> _DATA RECORDS_

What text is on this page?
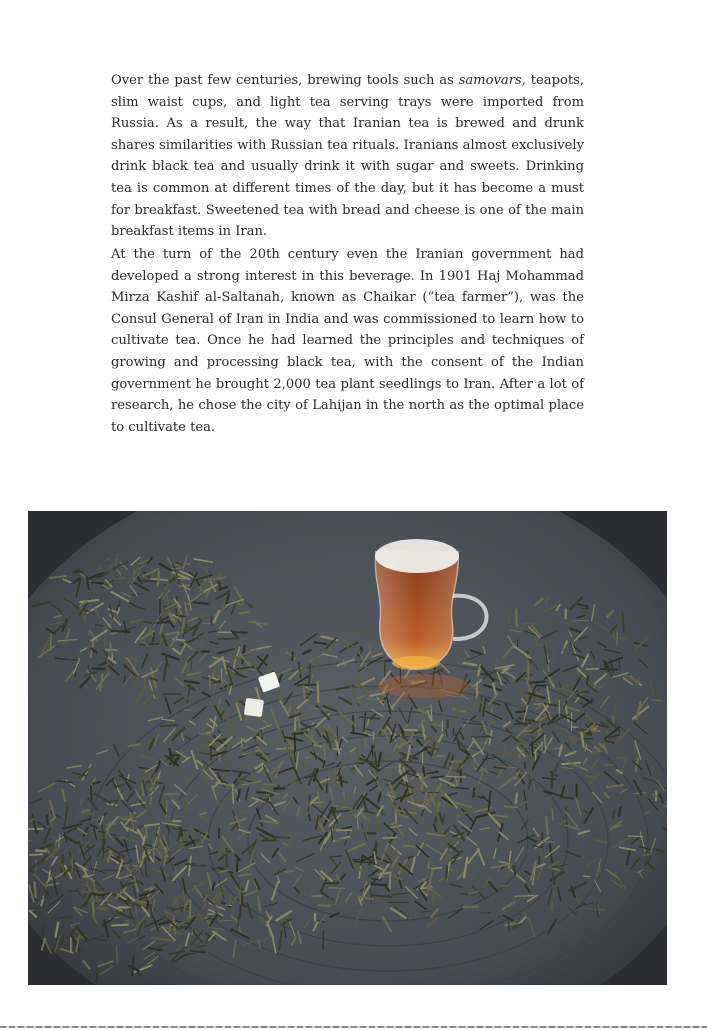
Over the past few centuries, brewing tools such as samovars, teapots, slim waist cups, and light tea serving trays were imported from Russia. As a result, the way that Iranian tea is brewed and drunk shares similarities with Russian tea rituals. Iranians almost exclusively drink black tea and usually drink it with sugar and sweets. Drinking tea is common at different times of the day, but it has become a must for breakfast. Sweetened tea with bread and cheese is one of the main breakfast items in Iran.

At the turn of the 20th century even the Iranian government had developed a strong interest in this beverage. In 1901 Haj Mohammad Mirza Kashif al-Saltanah, known as Chaikar (“tea farmer”), was the Consul General of Iran in India and was commissioned to learn how to cultivate tea. Once he had learned the principles and techniques of growing and processing black tea, with the consent of the Indian government he brought 2,000 tea plant seedlings to Iran. After a lot of research, he chose the city of Lahijan in the north as the optimal place to cultivate tea.
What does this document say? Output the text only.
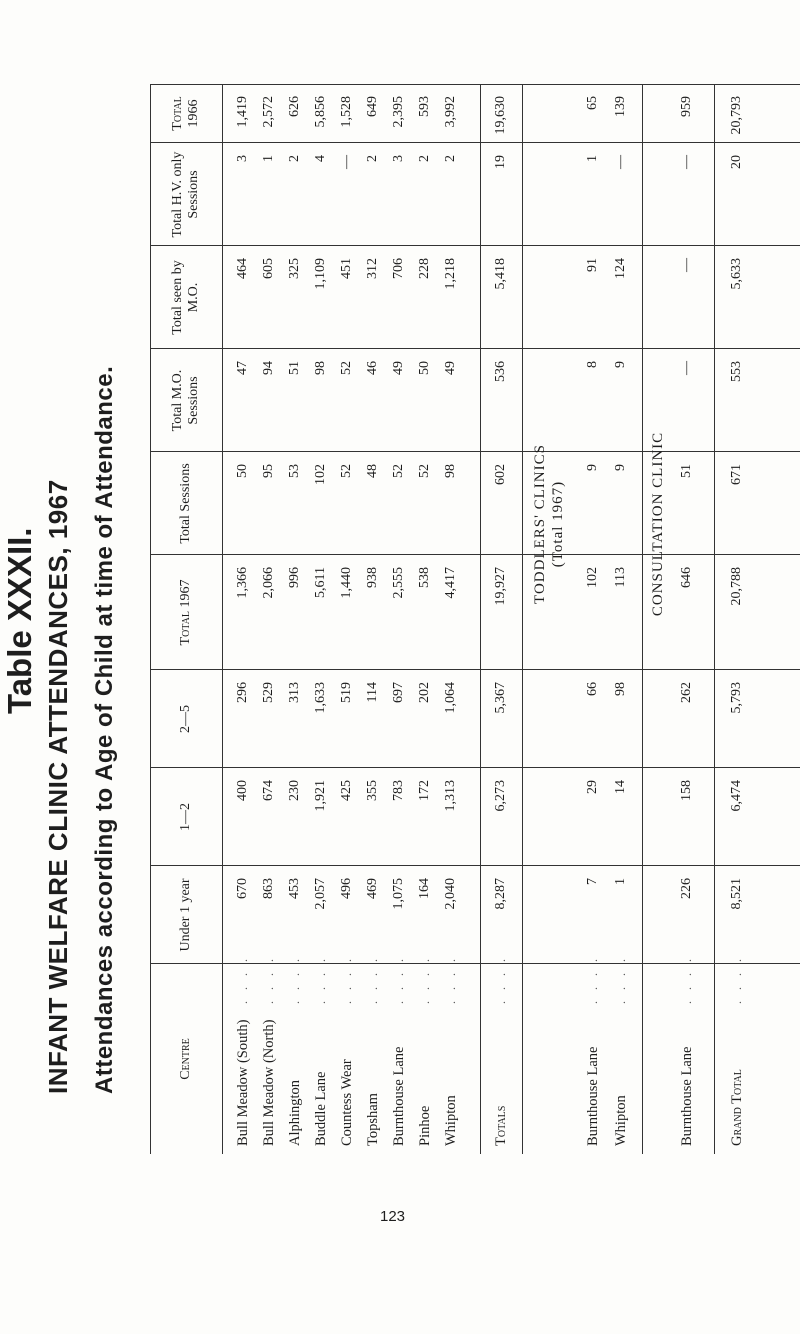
Table XXXII. INFANT WELFARE CLINIC ATTENDANCES, 1967 Attendances according to Age of Child at time of Attendance.	Centre
Under 1 year
1—2
2—5
Total 1967
Total Sessions
Total M.O. Sessions
Total seen by M.O.
Total H.V. only Sessions
Total 1966
Bull Meadow (South)
. . . .
670
400
296
1,366
50
47
464
3
1,419
Bull Meadow (North)
. . . .
863
674
529
2,066
95
94
605
1
2,572
Alphington
. . . .
453
230
313
996
53
51
325
2
626
Buddle Lane
. . . .
2,057
1,921
1,633
5,611
102
98
1,109
4
5,856
Countess Wear
. . . .
496
425
519
1,440
52
52
451
—
1,528
Topsham
. . . .
469
355
114
938
48
46
312
2
649
Burnthouse Lane
. . . .
1,075
783
697
2,555
52
49
706
3
2,395
Pinhoe
. . . .
164
172
202
538
52
50
228
2
593
Whipton
. . . .
2,040
1,313
1,064
4,417
98
49
1,218
2
3,992
Totals
. . . .
8,287
6,273
5,367
19,927
602
536
5,418
19
19,630
TODDLERS' CLINICS (Total 1967)
Burnthouse Lane
. . . .
7
29
66
102
9
8
91
1
65
Whipton
. . . .
1
14
98
113
9
9
124
—
139
CONSULTATION CLINIC
Burnthouse Lane
. . . .
226
158
262
646
51
—
—
—
959
Grand Total
. . . .
8,521
6,474
5,793
20,788
671
553
5,633
20
20,793
123
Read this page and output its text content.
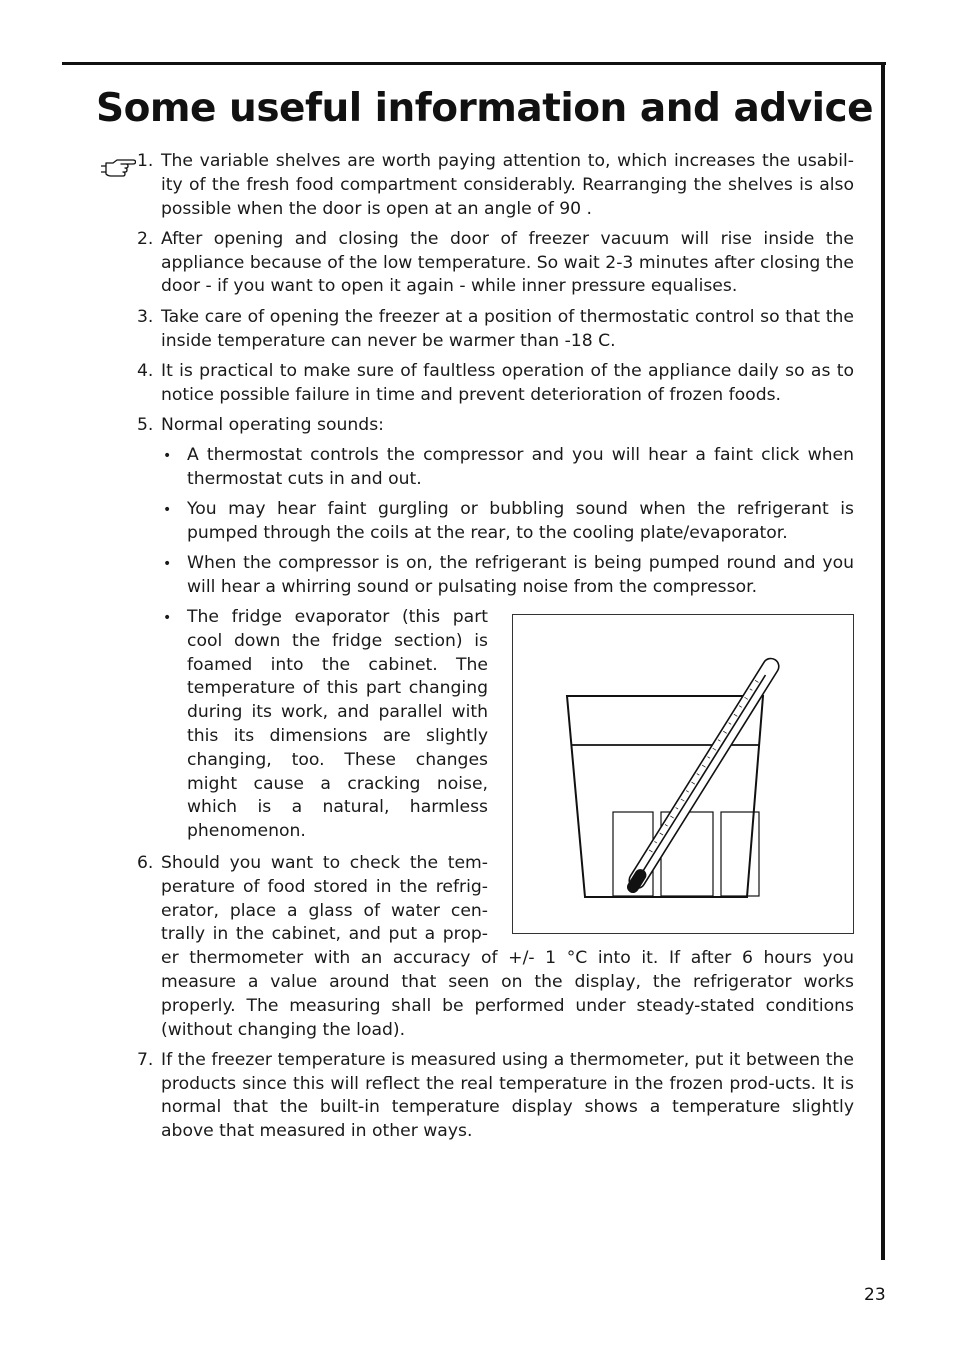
Some useful information and advice
1. The variable shelves are worth paying attention to, which increases the usabil-ity of the fresh food compartment considerably. Rearranging the shelves is also possible when the door is open at an angle of 90 .
2. After opening and closing the door of freezer vacuum will rise inside the appliance because of the low temperature. So wait 2-3 minutes after closing the door - if you want to open it again - while inner pressure equalises.
3. Take care of opening the freezer at a position of thermostatic control so that the inside temperature can never be warmer than -18 C.
4. It is practical to make sure of faultless operation of the appliance daily so as to notice possible failure in time and prevent deterioration of frozen foods.
5. Normal operating sounds:
• A thermostat controls the compressor and you will hear a faint click when thermostat cuts in and out.
• You may hear faint gurgling or bubbling sound when the refrigerant is pumped through the coils at the rear, to the cooling plate/evaporator.
• When the compressor is on, the refrigerant is being pumped round and you will hear a whirring sound or pulsating noise from the compressor.
• The fridge evaporator (this part cool down the fridge section) is foamed into the cabinet. The temperature of this part changing during its work, and parallel with this its dimensions are slightly changing, too. These changes might cause a cracking noise, which is a natural, harmless phenomenon.
6. Should you want to check the tem-perature of food stored in the refrig-erator, place a glass of water cen-trally in the cabinet, and put a prop-er thermometer with an accuracy of +/- 1 °C into it. If after 6 hours you measure a value around that seen on the display, the refrigerator works properly. The measuring shall be performed under steady-stated conditions (without changing the load).
7. If the freezer temperature is measured using a thermometer, put it between the products since this will reflect the real temperature in the frozen prod-ucts. It is normal that the built-in temperature display shows a temperature slightly above that measured in other ways.
23
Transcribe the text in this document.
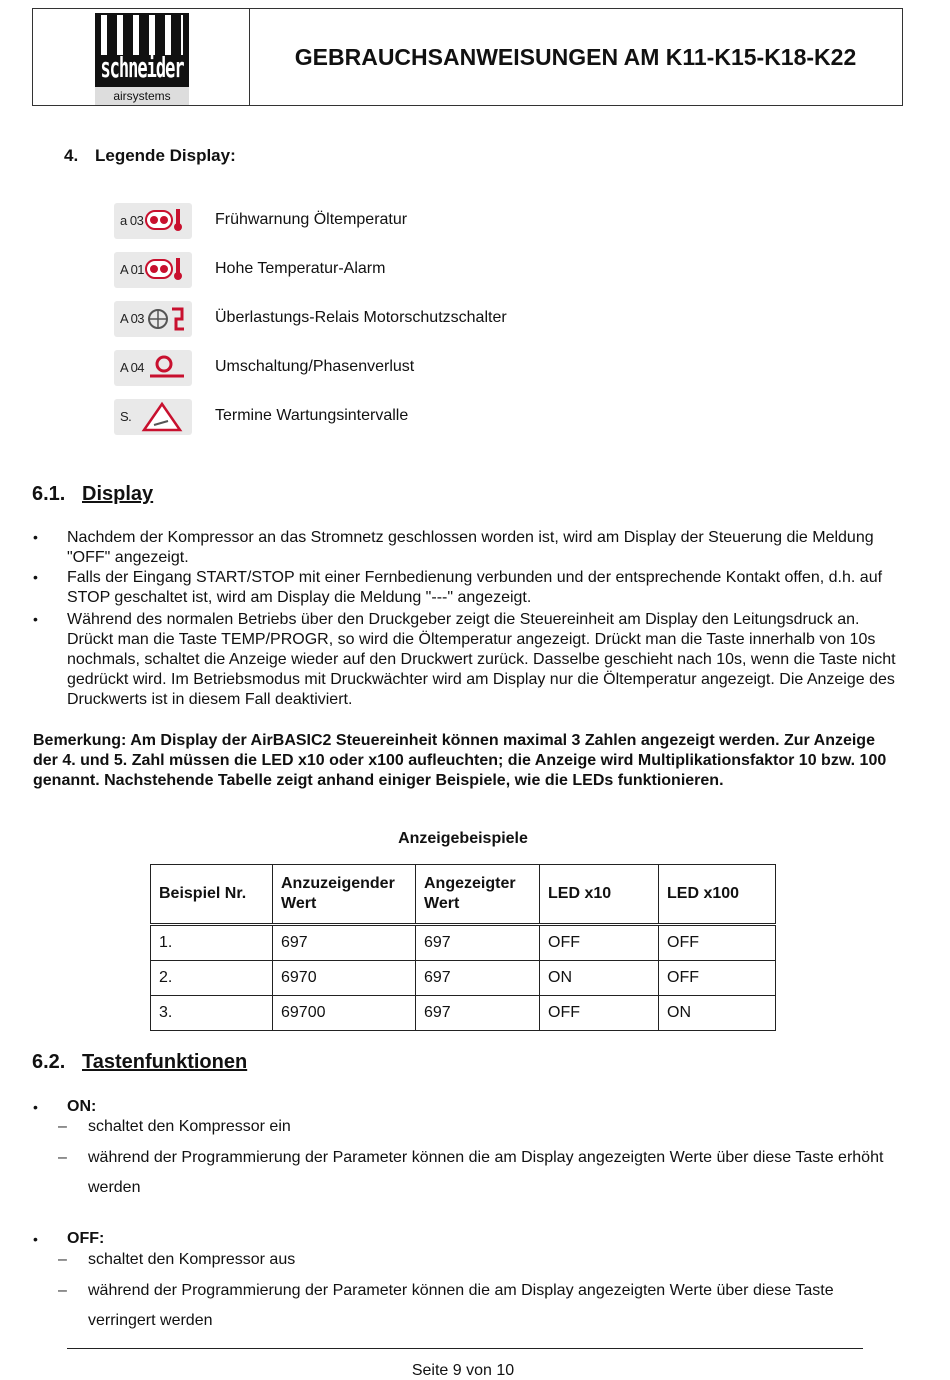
schneider
airsystems
GEBRAUCHSANWEISUNGEN AM K11-K15-K18-K22
4. Legende Display:
a 03	Frühwarnung Öltemperatur
A 01	Hohe Temperatur-Alarm
A 03	Überlastungs-Relais Motorschutzschalter
A 04	Umschaltung/Phasenverlust
S.	Termine Wartungsintervalle
6.1. Display
• Nachdem der Kompressor an das Stromnetz geschlossen worden ist, wird am Display der Steuerung die Meldung "OFF" angezeigt.
• Falls der Eingang START/STOP mit einer Fernbedienung verbunden und der entsprechende Kontakt offen, d.h. auf STOP geschaltet ist, wird am Display die Meldung "---" angezeigt.
• Während des normalen Betriebs über den Druckgeber zeigt die Steuereinheit am Display den Leitungsdruck an. Drückt man die Taste TEMP/PROGR, so wird die Öltemperatur angezeigt. Drückt man die Taste innerhalb von 10s nochmals, schaltet die Anzeige wieder auf den Druckwert zurück. Dasselbe geschieht nach 10s, wenn die Taste nicht gedrückt wird. Im Betriebsmodus mit Druckwächter wird am Display nur die Öltemperatur angezeigt. Die Anzeige des Druckwerts ist in diesem Fall deaktiviert.
Bemerkung: Am Display der AirBASIC2 Steuereinheit können maximal 3 Zahlen angezeigt werden. Zur Anzeige der 4. und 5. Zahl müssen die LED x10 oder x100 aufleuchten; die Anzeige wird Multiplikationsfaktor 10 bzw. 100 genannt. Nachstehende Tabelle zeigt anhand einiger Beispiele, wie die LEDs funktionieren.
Anzeigebeispiele
Beispiel Nr.	Anzuzeigender Wert	Angezeigter Wert	LED x10	LED x100
1.	697	697	OFF	OFF
2.	6970	697	ON	OFF
3.	69700	697	OFF	ON
6.2. Tastenfunktionen
• ON:
– schaltet den Kompressor ein
– während der Programmierung der Parameter können die am Display angezeigten Werte über diese Taste erhöht werden
• OFF:
– schaltet den Kompressor aus
– während der Programmierung der Parameter können die am Display angezeigten Werte über diese Taste verringert werden
Seite 9 von 10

> _WORK REQUIRED_
Without the pictures, extract every entry verbatim.

> _ANSWER TO THIS TASK_
What text is on this page?
Over the past few centuries, brewing tools such as samovars, teapots, slim waist cups, and light tea serving trays were imported from Russia. As a result, the way that Iranian tea is brewed and drunk shares similarities with Russian tea rituals. Iranians almost exclusively drink black tea and usually drink it with sugar and sweets. Drinking tea is common at different times of the day, but it has become a must for breakfast. Sweetened tea with bread and cheese is one of the main breakfast items in Iran.

At the turn of the 20th century even the Iranian government had developed a strong interest in this beverage. In 1901 Haj Mohammad Mirza Kashif al-Saltanah, known as Chaikar (“tea farmer”), was the Consul General of Iran in India and was commissioned to learn how to cultivate tea. Once he had learned the principles and techniques of growing and processing black tea, with the consent of the Indian government he brought 2,000 tea plant seedlings to Iran. After a lot of research, he chose the city of Lahijan in the north as the optimal place to cultivate tea.
What does this document say? Output the text only.
Table XXXII. INFANT WELFARE CLINIC ATTENDANCES, 1967 Attendances according to Age of Child at time of Attendance.	Centre
Under 1 year
1—2
2—5
Total 1967
Total Sessions
Total M.O. Sessions
Total seen by M.O.
Total H.V. only Sessions
Total 1966
Bull Meadow (South)
. . . .
670
400
296
1,366
50
47
464
3
1,419
Bull Meadow (North)
. . . .
863
674
529
2,066
95
94
605
1
2,572
Alphington
. . . .
453
230
313
996
53
51
325
2
626
Buddle Lane
. . . .
2,057
1,921
1,633
5,611
102
98
1,109
4
5,856
Countess Wear
. . . .
496
425
519
1,440
52
52
451
—
1,528
Topsham
. . . .
469
355
114
938
48
46
312
2
649
Burnthouse Lane
. . . .
1,075
783
697
2,555
52
49
706
3
2,395
Pinhoe
. . . .
164
172
202
538
52
50
228
2
593
Whipton
. . . .
2,040
1,313
1,064
4,417
98
49
1,218
2
3,992
Totals
. . . .
8,287
6,273
5,367
19,927
602
536
5,418
19
19,630
TODDLERS' CLINICS (Total 1967)
Burnthouse Lane
. . . .
7
29
66
102
9
8
91
1
65
Whipton
. . . .
1
14
98
113
9
9
124
—
139
CONSULTATION CLINIC
Burnthouse Lane
. . . .
226
158
262
646
51
—
—
—
959
Grand Total
. . . .
8,521
6,474
5,793
20,788
671
553
5,633
20
20,793
123
Read this page and output its text content.
Some useful information and advice
1. The variable shelves are worth paying attention to, which increases the usabil-ity of the fresh food compartment considerably. Rearranging the shelves is also possible when the door is open at an angle of 90 .
2. After opening and closing the door of freezer vacuum will rise inside the appliance because of the low temperature. So wait 2-3 minutes after closing the door - if you want to open it again - while inner pressure equalises.
3. Take care of opening the freezer at a position of thermostatic control so that the inside temperature can never be warmer than -18 C.
4. It is practical to make sure of faultless operation of the appliance daily so as to notice possible failure in time and prevent deterioration of frozen foods.
5. Normal operating sounds:
• A thermostat controls the compressor and you will hear a faint click when thermostat cuts in and out.
• You may hear faint gurgling or bubbling sound when the refrigerant is pumped through the coils at the rear, to the cooling plate/evaporator.
• When the compressor is on, the refrigerant is being pumped round and you will hear a whirring sound or pulsating noise from the compressor.
• The fridge evaporator (this part cool down the fridge section) is foamed into the cabinet. The temperature of this part changing during its work, and parallel with this its dimensions are slightly changing, too. These changes might cause a cracking noise, which is a natural, harmless phenomenon.
6. Should you want to check the tem-perature of food stored in the refrig-erator, place a glass of water cen-trally in the cabinet, and put a prop-er thermometer with an accuracy of +/- 1 °C into it. If after 6 hours you measure a value around that seen on the display, the refrigerator works properly. The measuring shall be performed under steady-stated conditions (without changing the load).
7. If the freezer temperature is measured using a thermometer, put it between the products since this will reflect the real temperature in the frozen prod-ucts. It is normal that the built-in temperature display shows a temperature slightly above that measured in other ways.
23
Transcribe the text in this document.
schneider
airsystems
GEBRAUCHSANWEISUNGEN AM K11-K15-K18-K22
4. Legende Display:
a 03	Frühwarnung Öltemperatur
A 01	Hohe Temperatur-Alarm
A 03	Überlastungs-Relais Motorschutzschalter
A 04	Umschaltung/Phasenverlust
S.	Termine Wartungsintervalle
6.1. Display
• Nachdem der Kompressor an das Stromnetz geschlossen worden ist, wird am Display der Steuerung die Meldung "OFF" angezeigt.
• Falls der Eingang START/STOP mit einer Fernbedienung verbunden und der entsprechende Kontakt offen, d.h. auf STOP geschaltet ist, wird am Display die Meldung "---" angezeigt.
• Während des normalen Betriebs über den Druckgeber zeigt die Steuereinheit am Display den Leitungsdruck an. Drückt man die Taste TEMP/PROGR, so wird die Öltemperatur angezeigt. Drückt man die Taste innerhalb von 10s nochmals, schaltet die Anzeige wieder auf den Druckwert zurück. Dasselbe geschieht nach 10s, wenn die Taste nicht gedrückt wird. Im Betriebsmodus mit Druckwächter wird am Display nur die Öltemperatur angezeigt. Die Anzeige des Druckwerts ist in diesem Fall deaktiviert.
Bemerkung: Am Display der AirBASIC2 Steuereinheit können maximal 3 Zahlen angezeigt werden. Zur Anzeige der 4. und 5. Zahl müssen die LED x10 oder x100 aufleuchten; die Anzeige wird Multiplikationsfaktor 10 bzw. 100 genannt. Nachstehende Tabelle zeigt anhand einiger Beispiele, wie die LEDs funktionieren.
Anzeigebeispiele
Beispiel Nr.	Anzuzeigender Wert	Angezeigter Wert	LED x10	LED x100
1.	697	697	OFF	OFF
2.	6970	697	ON	OFF
3.	69700	697	OFF	ON
6.2. Tastenfunktionen
• ON:
– schaltet den Kompressor ein
– während der Programmierung der Parameter können die am Display angezeigten Werte über diese Taste erhöht werden
• OFF:
– schaltet den Kompressor aus
– während der Programmierung der Parameter können die am Display angezeigten Werte über diese Taste verringert werden
Seite 9 von 10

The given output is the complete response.